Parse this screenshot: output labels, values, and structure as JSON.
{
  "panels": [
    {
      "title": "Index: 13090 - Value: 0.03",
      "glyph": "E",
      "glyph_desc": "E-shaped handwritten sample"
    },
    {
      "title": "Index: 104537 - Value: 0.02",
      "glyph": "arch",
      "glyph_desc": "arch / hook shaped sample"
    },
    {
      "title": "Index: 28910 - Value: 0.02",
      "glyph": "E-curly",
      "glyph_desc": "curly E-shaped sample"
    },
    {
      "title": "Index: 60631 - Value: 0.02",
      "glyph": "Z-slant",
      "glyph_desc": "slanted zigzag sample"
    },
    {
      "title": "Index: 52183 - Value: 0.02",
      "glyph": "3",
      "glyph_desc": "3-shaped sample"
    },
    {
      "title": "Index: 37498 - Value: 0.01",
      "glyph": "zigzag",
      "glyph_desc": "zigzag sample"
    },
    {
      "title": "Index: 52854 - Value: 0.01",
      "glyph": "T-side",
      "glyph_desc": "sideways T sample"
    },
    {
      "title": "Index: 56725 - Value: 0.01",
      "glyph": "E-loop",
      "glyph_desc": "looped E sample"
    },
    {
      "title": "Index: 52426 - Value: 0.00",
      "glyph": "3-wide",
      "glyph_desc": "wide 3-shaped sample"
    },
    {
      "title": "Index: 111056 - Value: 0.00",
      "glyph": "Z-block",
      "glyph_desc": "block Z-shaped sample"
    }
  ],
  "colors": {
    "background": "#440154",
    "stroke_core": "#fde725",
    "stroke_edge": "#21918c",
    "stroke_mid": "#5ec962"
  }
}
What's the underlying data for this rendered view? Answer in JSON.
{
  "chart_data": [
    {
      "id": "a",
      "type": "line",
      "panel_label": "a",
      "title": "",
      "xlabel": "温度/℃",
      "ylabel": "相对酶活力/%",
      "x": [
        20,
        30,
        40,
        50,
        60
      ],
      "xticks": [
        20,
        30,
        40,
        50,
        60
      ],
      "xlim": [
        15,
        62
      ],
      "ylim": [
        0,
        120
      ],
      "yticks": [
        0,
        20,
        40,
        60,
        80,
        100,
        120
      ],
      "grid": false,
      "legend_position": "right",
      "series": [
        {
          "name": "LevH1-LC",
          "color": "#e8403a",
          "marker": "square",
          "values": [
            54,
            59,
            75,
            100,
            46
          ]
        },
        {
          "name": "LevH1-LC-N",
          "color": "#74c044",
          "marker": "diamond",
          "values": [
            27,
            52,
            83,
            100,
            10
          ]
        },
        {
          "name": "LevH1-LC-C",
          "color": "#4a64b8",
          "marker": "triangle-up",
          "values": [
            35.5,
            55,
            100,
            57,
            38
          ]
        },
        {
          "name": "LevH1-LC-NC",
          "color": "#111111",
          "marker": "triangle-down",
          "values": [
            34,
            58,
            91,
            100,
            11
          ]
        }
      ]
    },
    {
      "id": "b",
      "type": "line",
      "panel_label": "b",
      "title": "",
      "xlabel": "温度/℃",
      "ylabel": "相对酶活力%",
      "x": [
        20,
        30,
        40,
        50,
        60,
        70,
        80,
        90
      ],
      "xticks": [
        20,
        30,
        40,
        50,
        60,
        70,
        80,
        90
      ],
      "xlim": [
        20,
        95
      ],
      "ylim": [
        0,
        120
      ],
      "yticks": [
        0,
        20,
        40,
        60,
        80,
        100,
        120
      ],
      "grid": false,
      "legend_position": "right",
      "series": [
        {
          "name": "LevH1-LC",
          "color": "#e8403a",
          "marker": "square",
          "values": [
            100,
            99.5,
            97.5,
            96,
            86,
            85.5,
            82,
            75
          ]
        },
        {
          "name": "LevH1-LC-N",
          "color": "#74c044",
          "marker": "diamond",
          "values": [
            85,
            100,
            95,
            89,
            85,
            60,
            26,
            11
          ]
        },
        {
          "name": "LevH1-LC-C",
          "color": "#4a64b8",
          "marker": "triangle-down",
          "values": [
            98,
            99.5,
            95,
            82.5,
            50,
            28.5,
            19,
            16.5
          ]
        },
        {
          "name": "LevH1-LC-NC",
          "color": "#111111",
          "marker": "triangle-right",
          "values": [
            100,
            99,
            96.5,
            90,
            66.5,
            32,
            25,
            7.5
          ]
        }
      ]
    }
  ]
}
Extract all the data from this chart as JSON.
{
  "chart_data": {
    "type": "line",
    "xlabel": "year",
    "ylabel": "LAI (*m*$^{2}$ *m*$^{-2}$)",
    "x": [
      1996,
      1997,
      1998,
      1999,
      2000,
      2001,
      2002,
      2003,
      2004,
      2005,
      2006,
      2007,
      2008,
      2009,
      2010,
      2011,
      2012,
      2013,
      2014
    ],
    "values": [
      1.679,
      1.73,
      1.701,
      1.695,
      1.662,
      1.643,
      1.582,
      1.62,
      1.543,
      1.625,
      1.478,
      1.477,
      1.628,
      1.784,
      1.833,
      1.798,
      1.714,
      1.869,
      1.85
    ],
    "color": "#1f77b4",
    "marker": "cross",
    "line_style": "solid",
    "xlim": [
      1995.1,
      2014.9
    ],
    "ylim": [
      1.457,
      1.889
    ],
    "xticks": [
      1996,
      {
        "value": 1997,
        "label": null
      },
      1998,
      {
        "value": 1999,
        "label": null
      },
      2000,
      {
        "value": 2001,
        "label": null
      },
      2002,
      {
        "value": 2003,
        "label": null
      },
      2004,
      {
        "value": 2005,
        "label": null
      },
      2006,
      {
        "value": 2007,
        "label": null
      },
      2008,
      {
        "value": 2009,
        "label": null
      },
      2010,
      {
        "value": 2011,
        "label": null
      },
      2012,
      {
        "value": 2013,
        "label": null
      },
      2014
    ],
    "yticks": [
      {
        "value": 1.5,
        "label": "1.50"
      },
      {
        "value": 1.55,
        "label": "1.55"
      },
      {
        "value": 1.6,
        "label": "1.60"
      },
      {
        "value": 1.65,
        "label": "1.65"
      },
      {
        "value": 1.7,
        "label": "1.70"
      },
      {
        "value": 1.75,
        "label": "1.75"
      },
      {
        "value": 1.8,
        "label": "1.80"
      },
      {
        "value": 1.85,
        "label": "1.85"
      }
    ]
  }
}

◆ Problem to solve:
Extract every line above exactly as it stands.

◆ Finished task:
Parse this screenshot: output labels, values, and structure as JSON.
{
  "panels": [
    {
      "title": "Index: 13090 - Value: 0.03",
      "glyph": "E",
      "glyph_desc": "E-shaped handwritten sample"
    },
    {
      "title": "Index: 104537 - Value: 0.02",
      "glyph": "arch",
      "glyph_desc": "arch / hook shaped sample"
    },
    {
      "title": "Index: 28910 - Value: 0.02",
      "glyph": "E-curly",
      "glyph_desc": "curly E-shaped sample"
    },
    {
      "title": "Index: 60631 - Value: 0.02",
      "glyph": "Z-slant",
      "glyph_desc": "slanted zigzag sample"
    },
    {
      "title": "Index: 52183 - Value: 0.02",
      "glyph": "3",
      "glyph_desc": "3-shaped sample"
    },
    {
      "title": "Index: 37498 - Value: 0.01",
      "glyph": "zigzag",
      "glyph_desc": "zigzag sample"
    },
    {
      "title": "Index: 52854 - Value: 0.01",
      "glyph": "T-side",
      "glyph_desc": "sideways T sample"
    },
    {
      "title": "Index: 56725 - Value: 0.01",
      "glyph": "E-loop",
      "glyph_desc": "looped E sample"
    },
    {
      "title": "Index: 52426 - Value: 0.00",
      "glyph": "3-wide",
      "glyph_desc": "wide 3-shaped sample"
    },
    {
      "title": "Index: 111056 - Value: 0.00",
      "glyph": "Z-block",
      "glyph_desc": "block Z-shaped sample"
    }
  ],
  "colors": {
    "background": "#440154",
    "stroke_core": "#fde725",
    "stroke_edge": "#21918c",
    "stroke_mid": "#5ec962"
  }
}
What's the underlying data for this rendered view? Answer in JSON.
{
  "chart_data": [
    {
      "id": "a",
      "type": "line",
      "panel_label": "a",
      "title": "",
      "xlabel": "温度/℃",
      "ylabel": "相对酶活力/%",
      "x": [
        20,
        30,
        40,
        50,
        60
      ],
      "xticks": [
        20,
        30,
        40,
        50,
        60
      ],
      "xlim": [
        15,
        62
      ],
      "ylim": [
        0,
        120
      ],
      "yticks": [
        0,
        20,
        40,
        60,
        80,
        100,
        120
      ],
      "grid": false,
      "legend_position": "right",
      "series": [
        {
          "name": "LevH1-LC",
          "color": "#e8403a",
          "marker": "square",
          "values": [
            54,
            59,
            75,
            100,
            46
          ]
        },
        {
          "name": "LevH1-LC-N",
          "color": "#74c044",
          "marker": "diamond",
          "values": [
            27,
            52,
            83,
            100,
            10
          ]
        },
        {
          "name": "LevH1-LC-C",
          "color": "#4a64b8",
          "marker": "triangle-up",
          "values": [
            35.5,
            55,
            100,
            57,
            38
          ]
        },
        {
          "name": "LevH1-LC-NC",
          "color": "#111111",
          "marker": "triangle-down",
          "values": [
            34,
            58,
            91,
            100,
            11
          ]
        }
      ]
    },
    {
      "id": "b",
      "type": "line",
      "panel_label": "b",
      "title": "",
      "xlabel": "温度/℃",
      "ylabel": "相对酶活力%",
      "x": [
        20,
        30,
        40,
        50,
        60,
        70,
        80,
        90
      ],
      "xticks": [
        20,
        30,
        40,
        50,
        60,
        70,
        80,
        90
      ],
      "xlim": [
        20,
        95
      ],
      "ylim": [
        0,
        120
      ],
      "yticks": [
        0,
        20,
        40,
        60,
        80,
        100,
        120
      ],
      "grid": false,
      "legend_position": "right",
      "series": [
        {
          "name": "LevH1-LC",
          "color": "#e8403a",
          "marker": "square",
          "values": [
            100,
            99.5,
            97.5,
            96,
            86,
            85.5,
            82,
            75
          ]
        },
        {
          "name": "LevH1-LC-N",
          "color": "#74c044",
          "marker": "diamond",
          "values": [
            85,
            100,
            95,
            89,
            85,
            60,
            26,
            11
          ]
        },
        {
          "name": "LevH1-LC-C",
          "color": "#4a64b8",
          "marker": "triangle-down",
          "values": [
            98,
            99.5,
            95,
            82.5,
            50,
            28.5,
            19,
            16.5
          ]
        },
        {
          "name": "LevH1-LC-NC",
          "color": "#111111",
          "marker": "triangle-right",
          "values": [
            100,
            99,
            96.5,
            90,
            66.5,
            32,
            25,
            7.5
          ]
        }
      ]
    }
  ]
}
Extract all the data from this chart as JSON.
{
  "chart_data": {
    "type": "line",
    "xlabel": "year",
    "ylabel": "LAI (*m*$^{2}$ *m*$^{-2}$)",
    "x": [
      1996,
      1997,
      1998,
      1999,
      2000,
      2001,
      2002,
      2003,
      2004,
      2005,
      2006,
      2007,
      2008,
      2009,
      2010,
      2011,
      2012,
      2013,
      2014
    ],
    "values": [
      1.679,
      1.73,
      1.701,
      1.695,
      1.662,
      1.643,
      1.582,
      1.62,
      1.543,
      1.625,
      1.478,
      1.477,
      1.628,
      1.784,
      1.833,
      1.798,
      1.714,
      1.869,
      1.85
    ],
    "color": "#1f77b4",
    "marker": "cross",
    "line_style": "solid",
    "xlim": [
      1995.1,
      2014.9
    ],
    "ylim": [
      1.457,
      1.889
    ],
    "xticks": [
      1996,
      {
        "value": 1997,
        "label": null
      },
      1998,
      {
        "value": 1999,
        "label": null
      },
      2000,
      {
        "value": 2001,
        "label": null
      },
      2002,
      {
        "value": 2003,
        "label": null
      },
      2004,
      {
        "value": 2005,
        "label": null
      },
      2006,
      {
        "value": 2007,
        "label": null
      },
      2008,
      {
        "value": 2009,
        "label": null
      },
      2010,
      {
        "value": 2011,
        "label": null
      },
      2012,
      {
        "value": 2013,
        "label": null
      },
      2014
    ],
    "yticks": [
      {
        "value": 1.5,
        "label": "1.50"
      },
      {
        "value": 1.55,
        "label": "1.55"
      },
      {
        "value": 1.6,
        "label": "1.60"
      },
      {
        "value": 1.65,
        "label": "1.65"
      },
      {
        "value": 1.7,
        "label": "1.70"
      },
      {
        "value": 1.75,
        "label": "1.75"
      },
      {
        "value": 1.8,
        "label": "1.80"
      },
      {
        "value": 1.85,
        "label": "1.85"
      }
    ]
  }
}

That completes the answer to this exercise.